• Supplied records

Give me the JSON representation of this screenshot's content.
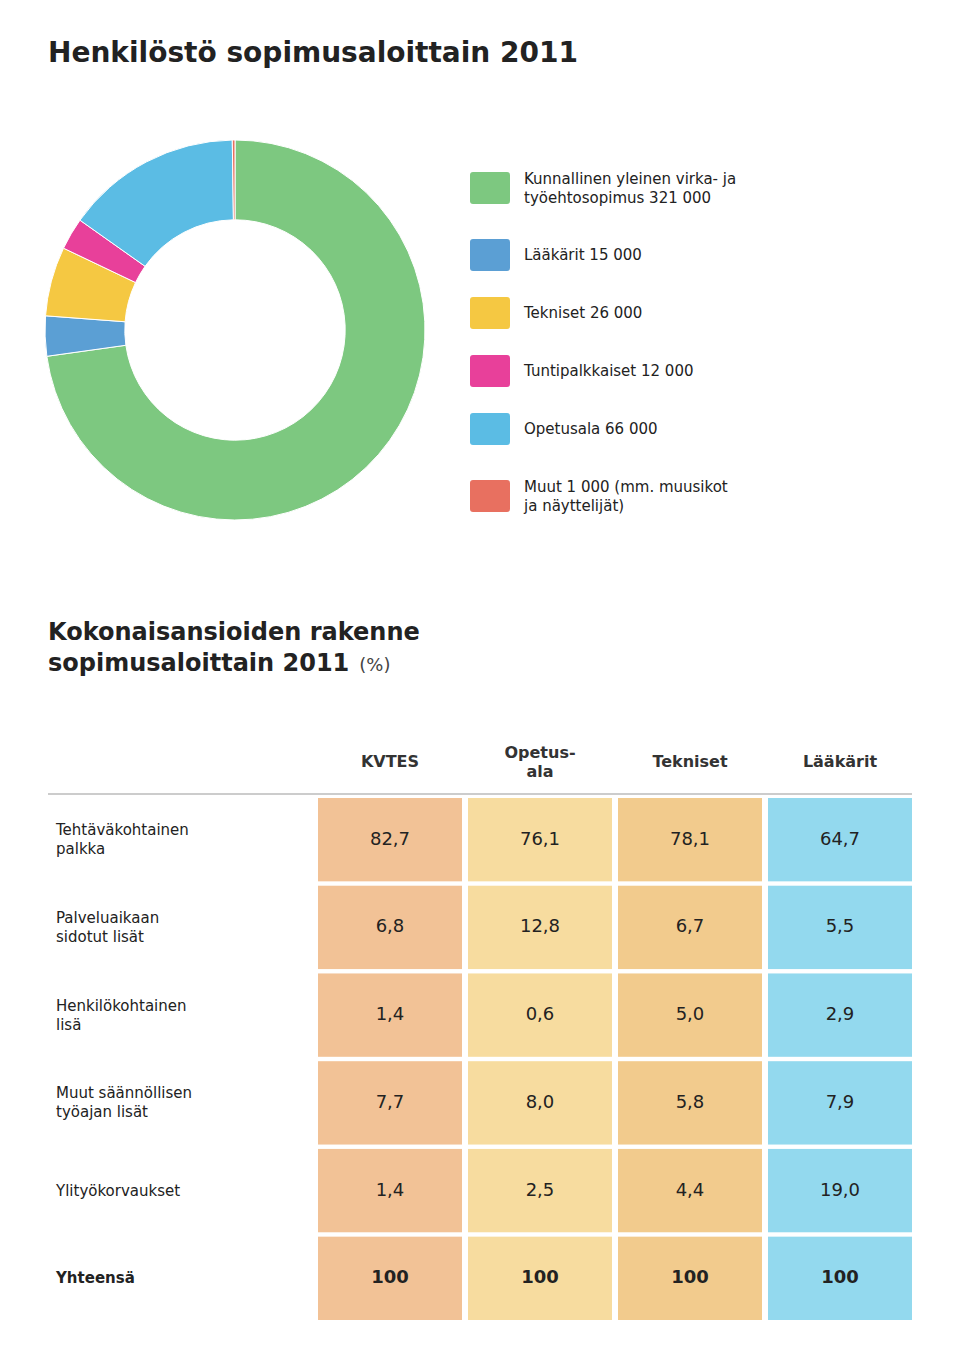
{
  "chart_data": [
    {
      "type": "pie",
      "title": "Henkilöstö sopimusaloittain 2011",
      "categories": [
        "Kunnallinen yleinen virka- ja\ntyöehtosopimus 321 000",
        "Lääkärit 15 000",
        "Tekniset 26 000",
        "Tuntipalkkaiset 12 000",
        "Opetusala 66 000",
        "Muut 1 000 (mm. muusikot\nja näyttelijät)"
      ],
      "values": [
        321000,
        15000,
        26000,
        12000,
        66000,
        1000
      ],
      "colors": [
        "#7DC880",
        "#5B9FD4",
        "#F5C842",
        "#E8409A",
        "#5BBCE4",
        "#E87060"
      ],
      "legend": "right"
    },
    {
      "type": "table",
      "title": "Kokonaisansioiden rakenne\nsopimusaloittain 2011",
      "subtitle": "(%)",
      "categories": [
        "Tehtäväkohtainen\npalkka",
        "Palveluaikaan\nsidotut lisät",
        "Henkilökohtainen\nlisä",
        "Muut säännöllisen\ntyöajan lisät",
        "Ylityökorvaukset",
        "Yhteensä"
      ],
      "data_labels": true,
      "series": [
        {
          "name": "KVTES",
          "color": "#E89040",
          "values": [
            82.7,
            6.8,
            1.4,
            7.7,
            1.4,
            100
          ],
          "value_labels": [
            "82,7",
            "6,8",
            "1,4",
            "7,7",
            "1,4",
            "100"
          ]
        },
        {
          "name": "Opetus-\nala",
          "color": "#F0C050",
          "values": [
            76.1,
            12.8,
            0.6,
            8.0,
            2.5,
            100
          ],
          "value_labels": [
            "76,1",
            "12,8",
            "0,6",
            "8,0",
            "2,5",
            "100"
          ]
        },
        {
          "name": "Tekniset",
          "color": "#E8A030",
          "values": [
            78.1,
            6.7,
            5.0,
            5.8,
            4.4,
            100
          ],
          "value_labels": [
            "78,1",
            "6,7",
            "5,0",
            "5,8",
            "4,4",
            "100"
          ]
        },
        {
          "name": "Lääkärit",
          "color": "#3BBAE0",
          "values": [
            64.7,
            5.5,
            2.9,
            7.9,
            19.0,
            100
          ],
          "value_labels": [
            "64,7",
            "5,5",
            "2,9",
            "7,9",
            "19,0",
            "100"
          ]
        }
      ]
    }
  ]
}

• What the task requires
Pictures are to be left out; repeat all the remaining data exactly.

• Task output
Give me the JSON representation of this screenshot's content.
{
  "chart_data": [
    {
      "type": "pie",
      "title": "Henkilöstö sopimusaloittain 2011",
      "categories": [
        "Kunnallinen yleinen virka- ja\ntyöehtosopimus 321 000",
        "Lääkärit 15 000",
        "Tekniset 26 000",
        "Tuntipalkkaiset 12 000",
        "Opetusala 66 000",
        "Muut 1 000 (mm. muusikot\nja näyttelijät)"
      ],
      "values": [
        321000,
        15000,
        26000,
        12000,
        66000,
        1000
      ],
      "colors": [
        "#7DC880",
        "#5B9FD4",
        "#F5C842",
        "#E8409A",
        "#5BBCE4",
        "#E87060"
      ],
      "legend": "right"
    },
    {
      "type": "table",
      "title": "Kokonaisansioiden rakenne\nsopimusaloittain 2011",
      "subtitle": "(%)",
      "categories": [
        "Tehtäväkohtainen\npalkka",
        "Palveluaikaan\nsidotut lisät",
        "Henkilökohtainen\nlisä",
        "Muut säännöllisen\ntyöajan lisät",
        "Ylityökorvaukset",
        "Yhteensä"
      ],
      "data_labels": true,
      "series": [
        {
          "name": "KVTES",
          "color": "#E89040",
          "values": [
            82.7,
            6.8,
            1.4,
            7.7,
            1.4,
            100
          ],
          "value_labels": [
            "82,7",
            "6,8",
            "1,4",
            "7,7",
            "1,4",
            "100"
          ]
        },
        {
          "name": "Opetus-\nala",
          "color": "#F0C050",
          "values": [
            76.1,
            12.8,
            0.6,
            8.0,
            2.5,
            100
          ],
          "value_labels": [
            "76,1",
            "12,8",
            "0,6",
            "8,0",
            "2,5",
            "100"
          ]
        },
        {
          "name": "Tekniset",
          "color": "#E8A030",
          "values": [
            78.1,
            6.7,
            5.0,
            5.8,
            4.4,
            100
          ],
          "value_labels": [
            "78,1",
            "6,7",
            "5,0",
            "5,8",
            "4,4",
            "100"
          ]
        },
        {
          "name": "Lääkärit",
          "color": "#3BBAE0",
          "values": [
            64.7,
            5.5,
            2.9,
            7.9,
            19.0,
            100
          ],
          "value_labels": [
            "64,7",
            "5,5",
            "2,9",
            "7,9",
            "19,0",
            "100"
          ]
        }
      ]
    }
  ]
}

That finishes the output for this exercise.